» Short problem
Copy out all the lines where "Students" shows up.
▼▼▼
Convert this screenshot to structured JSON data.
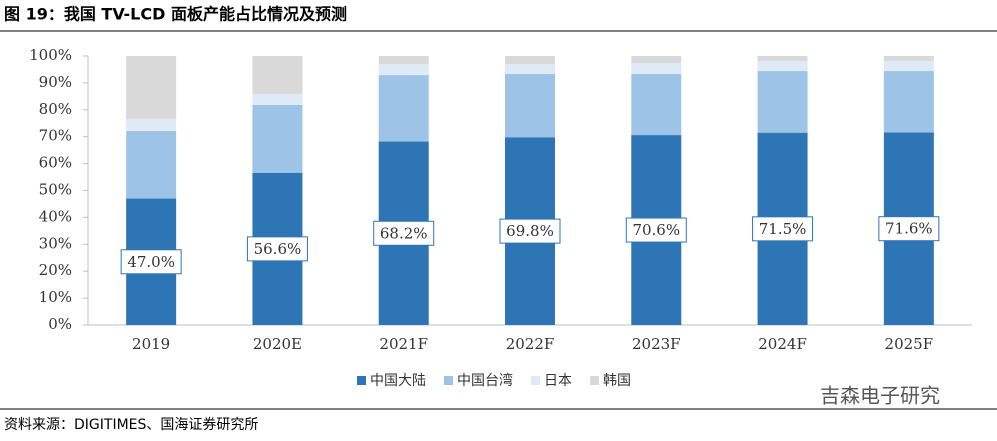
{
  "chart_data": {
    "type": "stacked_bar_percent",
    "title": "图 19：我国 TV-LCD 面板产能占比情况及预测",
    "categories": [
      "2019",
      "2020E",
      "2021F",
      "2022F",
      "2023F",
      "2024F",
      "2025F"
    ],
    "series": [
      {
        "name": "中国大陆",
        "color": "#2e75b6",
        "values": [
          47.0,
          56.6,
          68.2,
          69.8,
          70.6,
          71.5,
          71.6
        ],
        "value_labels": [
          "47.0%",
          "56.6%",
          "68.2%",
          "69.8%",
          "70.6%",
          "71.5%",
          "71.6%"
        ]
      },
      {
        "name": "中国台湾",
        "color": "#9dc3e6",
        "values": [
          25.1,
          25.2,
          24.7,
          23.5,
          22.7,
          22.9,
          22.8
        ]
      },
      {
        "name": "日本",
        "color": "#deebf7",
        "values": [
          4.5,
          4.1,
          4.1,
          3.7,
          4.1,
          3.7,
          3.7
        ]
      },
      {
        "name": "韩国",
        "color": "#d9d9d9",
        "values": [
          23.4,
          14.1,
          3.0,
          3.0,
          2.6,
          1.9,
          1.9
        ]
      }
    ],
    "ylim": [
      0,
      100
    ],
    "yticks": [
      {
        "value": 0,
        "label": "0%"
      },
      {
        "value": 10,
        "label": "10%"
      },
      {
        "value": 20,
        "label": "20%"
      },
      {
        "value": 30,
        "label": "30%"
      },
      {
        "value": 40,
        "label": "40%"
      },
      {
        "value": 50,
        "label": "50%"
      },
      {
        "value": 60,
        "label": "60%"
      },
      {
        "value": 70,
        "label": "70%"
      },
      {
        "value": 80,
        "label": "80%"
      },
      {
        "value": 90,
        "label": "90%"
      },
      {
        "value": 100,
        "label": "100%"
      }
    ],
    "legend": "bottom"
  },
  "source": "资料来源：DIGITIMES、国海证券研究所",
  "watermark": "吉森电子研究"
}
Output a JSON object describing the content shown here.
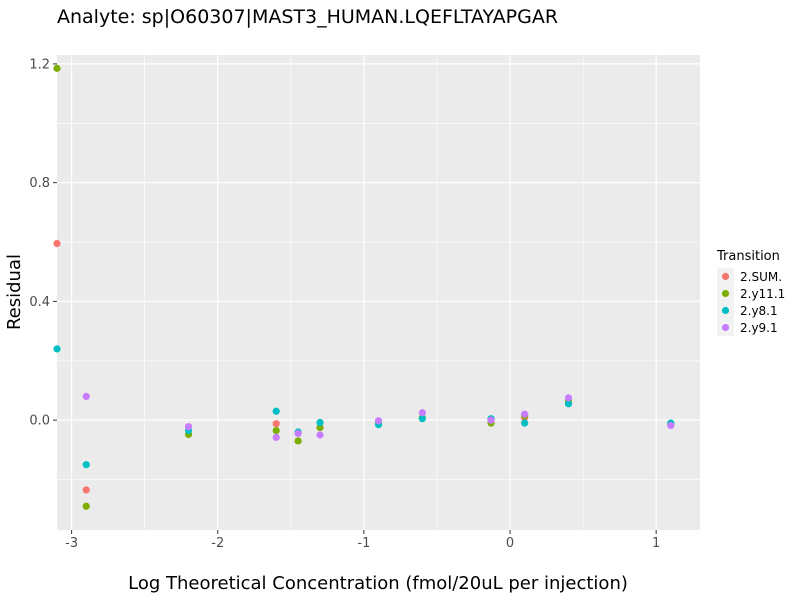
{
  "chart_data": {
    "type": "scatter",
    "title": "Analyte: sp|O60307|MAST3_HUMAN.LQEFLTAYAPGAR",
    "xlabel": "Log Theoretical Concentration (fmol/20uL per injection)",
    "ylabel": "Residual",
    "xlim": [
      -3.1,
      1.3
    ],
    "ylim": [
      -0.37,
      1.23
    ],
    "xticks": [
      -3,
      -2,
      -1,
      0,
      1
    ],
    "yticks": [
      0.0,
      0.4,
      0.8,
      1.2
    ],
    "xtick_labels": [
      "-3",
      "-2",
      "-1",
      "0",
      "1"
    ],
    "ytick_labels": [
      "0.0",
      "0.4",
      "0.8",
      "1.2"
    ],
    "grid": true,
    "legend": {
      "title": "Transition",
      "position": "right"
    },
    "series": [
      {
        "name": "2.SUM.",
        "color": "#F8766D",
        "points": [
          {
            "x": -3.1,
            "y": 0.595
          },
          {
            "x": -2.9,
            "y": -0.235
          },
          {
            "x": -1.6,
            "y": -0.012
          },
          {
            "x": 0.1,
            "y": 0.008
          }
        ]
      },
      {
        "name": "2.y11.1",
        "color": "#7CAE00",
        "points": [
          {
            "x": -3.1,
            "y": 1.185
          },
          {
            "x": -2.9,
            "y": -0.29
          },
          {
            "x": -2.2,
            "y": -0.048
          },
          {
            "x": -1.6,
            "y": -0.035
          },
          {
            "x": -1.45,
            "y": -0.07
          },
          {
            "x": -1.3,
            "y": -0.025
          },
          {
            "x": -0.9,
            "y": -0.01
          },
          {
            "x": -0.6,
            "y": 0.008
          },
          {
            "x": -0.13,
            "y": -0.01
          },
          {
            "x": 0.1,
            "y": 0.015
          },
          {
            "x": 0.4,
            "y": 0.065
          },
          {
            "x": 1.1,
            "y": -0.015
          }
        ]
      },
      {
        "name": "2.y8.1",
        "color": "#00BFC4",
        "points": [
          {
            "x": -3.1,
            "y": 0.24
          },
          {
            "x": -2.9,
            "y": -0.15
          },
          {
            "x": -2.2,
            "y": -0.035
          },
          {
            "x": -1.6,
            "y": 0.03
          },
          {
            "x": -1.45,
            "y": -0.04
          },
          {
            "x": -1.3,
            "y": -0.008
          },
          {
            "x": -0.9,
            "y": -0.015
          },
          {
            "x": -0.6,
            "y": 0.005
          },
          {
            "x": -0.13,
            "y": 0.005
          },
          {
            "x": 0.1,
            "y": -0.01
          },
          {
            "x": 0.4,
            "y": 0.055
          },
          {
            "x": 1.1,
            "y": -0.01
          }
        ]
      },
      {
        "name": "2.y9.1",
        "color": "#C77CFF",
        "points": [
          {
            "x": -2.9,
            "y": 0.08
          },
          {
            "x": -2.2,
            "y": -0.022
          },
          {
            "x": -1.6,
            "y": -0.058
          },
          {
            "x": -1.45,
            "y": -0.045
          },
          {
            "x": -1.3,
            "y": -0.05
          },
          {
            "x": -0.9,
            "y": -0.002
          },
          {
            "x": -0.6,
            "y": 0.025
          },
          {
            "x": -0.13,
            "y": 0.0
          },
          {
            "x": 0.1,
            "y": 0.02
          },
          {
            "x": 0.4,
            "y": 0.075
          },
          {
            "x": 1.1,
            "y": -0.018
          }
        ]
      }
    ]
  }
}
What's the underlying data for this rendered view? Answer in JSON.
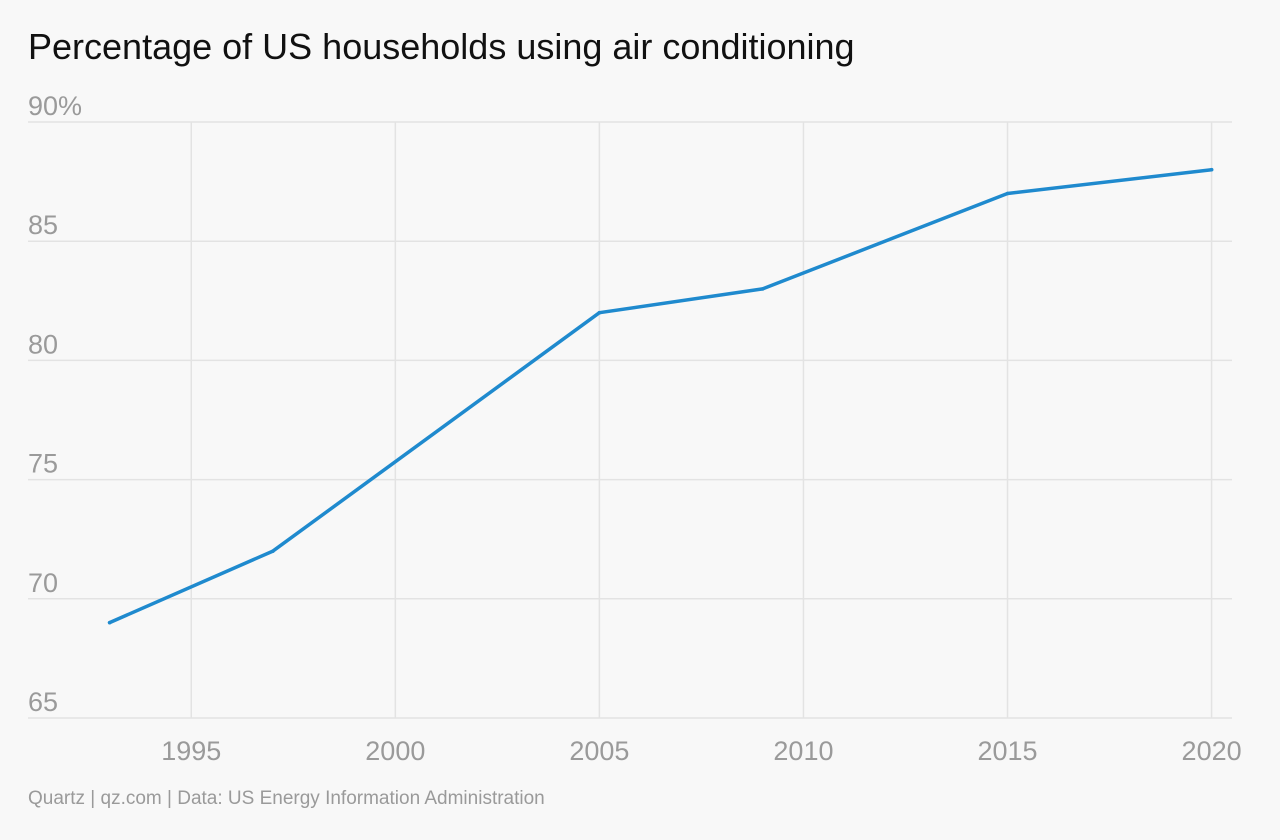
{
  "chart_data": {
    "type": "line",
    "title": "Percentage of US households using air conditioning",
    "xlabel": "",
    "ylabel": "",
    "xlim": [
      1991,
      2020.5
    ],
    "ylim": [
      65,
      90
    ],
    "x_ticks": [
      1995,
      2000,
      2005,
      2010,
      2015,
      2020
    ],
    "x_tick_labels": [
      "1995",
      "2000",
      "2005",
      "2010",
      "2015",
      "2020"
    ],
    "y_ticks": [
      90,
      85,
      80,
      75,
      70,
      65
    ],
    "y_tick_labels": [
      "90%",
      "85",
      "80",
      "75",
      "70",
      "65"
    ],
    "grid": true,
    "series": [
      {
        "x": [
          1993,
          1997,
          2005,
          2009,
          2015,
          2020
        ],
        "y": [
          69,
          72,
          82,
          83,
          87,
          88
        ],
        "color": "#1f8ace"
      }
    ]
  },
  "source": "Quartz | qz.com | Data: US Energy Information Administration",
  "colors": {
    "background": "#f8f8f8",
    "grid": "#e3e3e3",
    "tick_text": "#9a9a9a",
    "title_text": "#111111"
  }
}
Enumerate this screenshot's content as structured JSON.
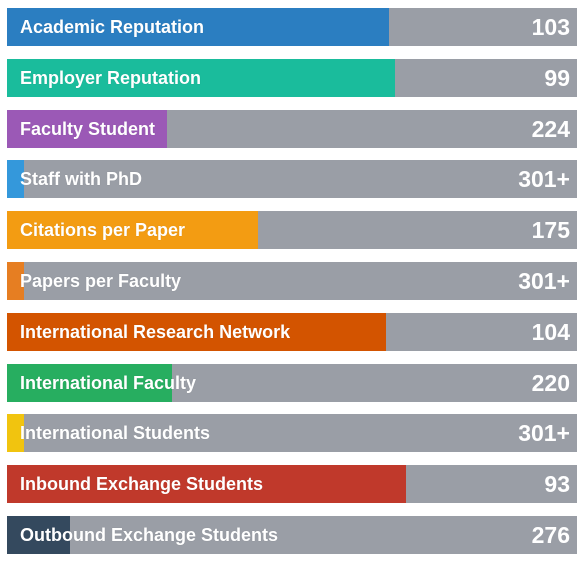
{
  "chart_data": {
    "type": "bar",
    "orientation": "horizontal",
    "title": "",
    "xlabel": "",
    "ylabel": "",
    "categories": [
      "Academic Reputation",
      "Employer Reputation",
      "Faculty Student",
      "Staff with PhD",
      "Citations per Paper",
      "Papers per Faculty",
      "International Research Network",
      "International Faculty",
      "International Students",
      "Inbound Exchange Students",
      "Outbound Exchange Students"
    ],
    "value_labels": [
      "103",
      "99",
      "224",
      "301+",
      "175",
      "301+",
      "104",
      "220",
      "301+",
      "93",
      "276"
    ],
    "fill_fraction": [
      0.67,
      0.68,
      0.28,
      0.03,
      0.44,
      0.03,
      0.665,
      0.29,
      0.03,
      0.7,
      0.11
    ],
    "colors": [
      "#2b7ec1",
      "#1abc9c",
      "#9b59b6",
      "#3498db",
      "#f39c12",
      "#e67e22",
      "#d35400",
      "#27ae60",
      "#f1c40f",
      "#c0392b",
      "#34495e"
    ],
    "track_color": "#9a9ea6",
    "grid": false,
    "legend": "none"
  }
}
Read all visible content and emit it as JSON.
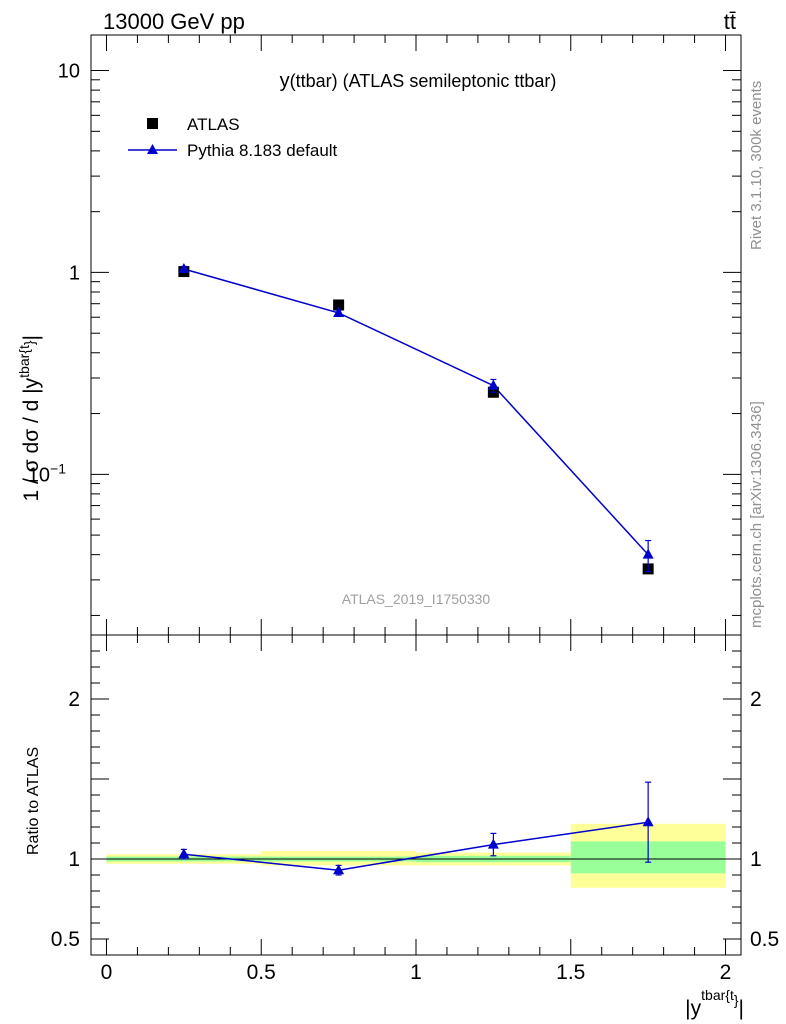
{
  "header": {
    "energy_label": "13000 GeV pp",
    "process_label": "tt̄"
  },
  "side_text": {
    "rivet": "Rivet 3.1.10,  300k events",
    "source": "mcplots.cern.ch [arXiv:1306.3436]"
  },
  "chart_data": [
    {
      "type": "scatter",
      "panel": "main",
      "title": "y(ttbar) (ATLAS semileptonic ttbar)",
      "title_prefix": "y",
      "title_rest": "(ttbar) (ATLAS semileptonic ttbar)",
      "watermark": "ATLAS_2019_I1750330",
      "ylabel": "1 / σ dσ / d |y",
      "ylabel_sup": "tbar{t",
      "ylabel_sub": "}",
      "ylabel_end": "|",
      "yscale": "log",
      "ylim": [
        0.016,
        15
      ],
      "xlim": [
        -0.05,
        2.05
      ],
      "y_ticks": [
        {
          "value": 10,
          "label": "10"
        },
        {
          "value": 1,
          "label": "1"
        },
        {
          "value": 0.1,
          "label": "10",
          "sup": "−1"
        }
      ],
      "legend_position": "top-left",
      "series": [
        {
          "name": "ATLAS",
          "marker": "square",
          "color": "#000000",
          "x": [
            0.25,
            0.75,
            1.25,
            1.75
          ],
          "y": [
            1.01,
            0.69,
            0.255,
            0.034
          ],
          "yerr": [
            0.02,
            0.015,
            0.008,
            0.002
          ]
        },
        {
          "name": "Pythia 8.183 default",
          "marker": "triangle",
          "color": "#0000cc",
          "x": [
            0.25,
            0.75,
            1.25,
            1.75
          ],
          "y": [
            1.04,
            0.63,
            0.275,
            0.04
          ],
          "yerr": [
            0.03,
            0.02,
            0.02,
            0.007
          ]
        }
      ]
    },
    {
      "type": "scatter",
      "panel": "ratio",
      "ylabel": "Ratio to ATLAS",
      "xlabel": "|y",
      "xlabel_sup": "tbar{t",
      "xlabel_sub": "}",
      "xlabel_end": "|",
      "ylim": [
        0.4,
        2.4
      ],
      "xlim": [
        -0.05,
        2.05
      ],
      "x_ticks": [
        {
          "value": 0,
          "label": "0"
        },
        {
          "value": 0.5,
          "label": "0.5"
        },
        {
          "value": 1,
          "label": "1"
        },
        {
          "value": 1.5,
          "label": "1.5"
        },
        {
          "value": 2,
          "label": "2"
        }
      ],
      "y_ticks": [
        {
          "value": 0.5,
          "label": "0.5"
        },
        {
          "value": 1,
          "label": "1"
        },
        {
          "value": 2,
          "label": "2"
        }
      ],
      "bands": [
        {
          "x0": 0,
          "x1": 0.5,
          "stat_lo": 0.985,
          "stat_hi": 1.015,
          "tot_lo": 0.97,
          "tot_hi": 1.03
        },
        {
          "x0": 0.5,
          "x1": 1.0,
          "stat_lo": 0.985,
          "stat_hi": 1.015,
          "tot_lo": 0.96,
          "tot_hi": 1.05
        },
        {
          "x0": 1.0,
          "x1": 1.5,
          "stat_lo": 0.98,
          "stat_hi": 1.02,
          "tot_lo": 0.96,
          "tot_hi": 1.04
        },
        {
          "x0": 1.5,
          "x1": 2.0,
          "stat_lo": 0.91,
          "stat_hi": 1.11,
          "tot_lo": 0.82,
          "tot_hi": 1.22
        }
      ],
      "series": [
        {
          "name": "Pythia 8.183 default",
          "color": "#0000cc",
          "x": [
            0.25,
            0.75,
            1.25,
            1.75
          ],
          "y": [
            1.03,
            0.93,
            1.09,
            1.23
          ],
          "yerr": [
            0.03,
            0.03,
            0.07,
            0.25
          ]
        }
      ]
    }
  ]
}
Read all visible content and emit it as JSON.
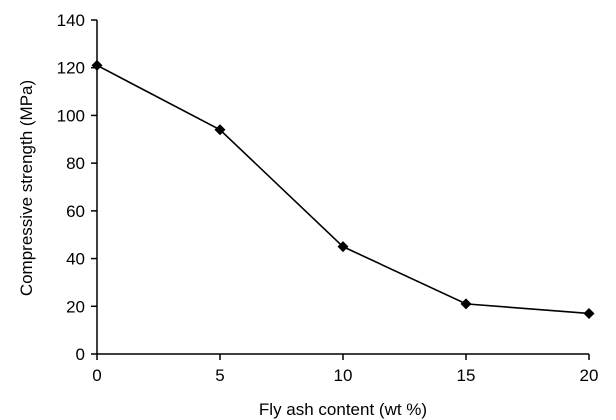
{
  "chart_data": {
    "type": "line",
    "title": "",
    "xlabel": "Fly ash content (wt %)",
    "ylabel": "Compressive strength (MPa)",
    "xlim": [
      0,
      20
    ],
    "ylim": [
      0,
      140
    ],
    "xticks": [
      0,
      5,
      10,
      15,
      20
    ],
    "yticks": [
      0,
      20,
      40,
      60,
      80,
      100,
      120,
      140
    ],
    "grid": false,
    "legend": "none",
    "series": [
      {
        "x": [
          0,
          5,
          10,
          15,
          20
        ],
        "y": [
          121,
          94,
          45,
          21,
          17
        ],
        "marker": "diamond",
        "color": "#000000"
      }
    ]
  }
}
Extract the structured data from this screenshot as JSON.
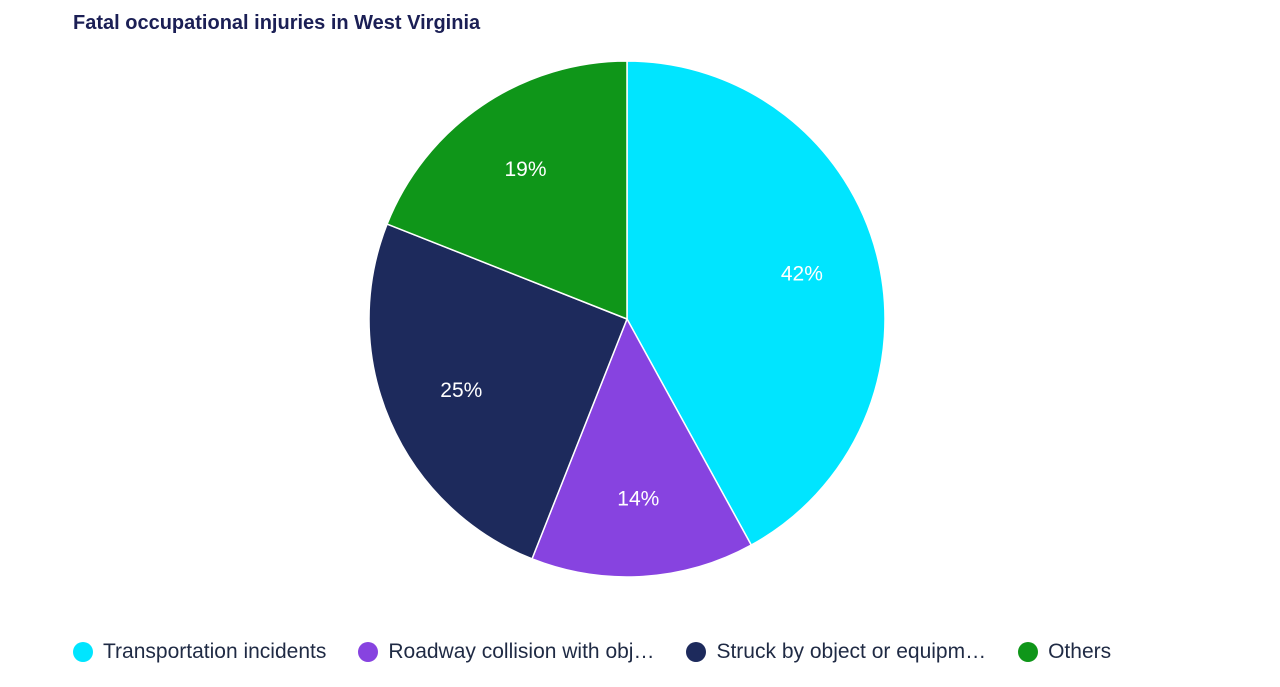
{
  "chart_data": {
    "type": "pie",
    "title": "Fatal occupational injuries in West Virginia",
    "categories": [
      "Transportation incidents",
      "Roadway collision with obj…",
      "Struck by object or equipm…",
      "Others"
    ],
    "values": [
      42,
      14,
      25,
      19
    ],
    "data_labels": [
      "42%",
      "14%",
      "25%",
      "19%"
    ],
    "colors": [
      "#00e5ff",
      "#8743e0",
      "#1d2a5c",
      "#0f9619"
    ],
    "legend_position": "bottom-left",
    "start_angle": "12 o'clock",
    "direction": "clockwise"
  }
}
▲▲▲
» Result below
      "International Students",
      "Inbound Exchange Students",
      "Outbound Exchange Students"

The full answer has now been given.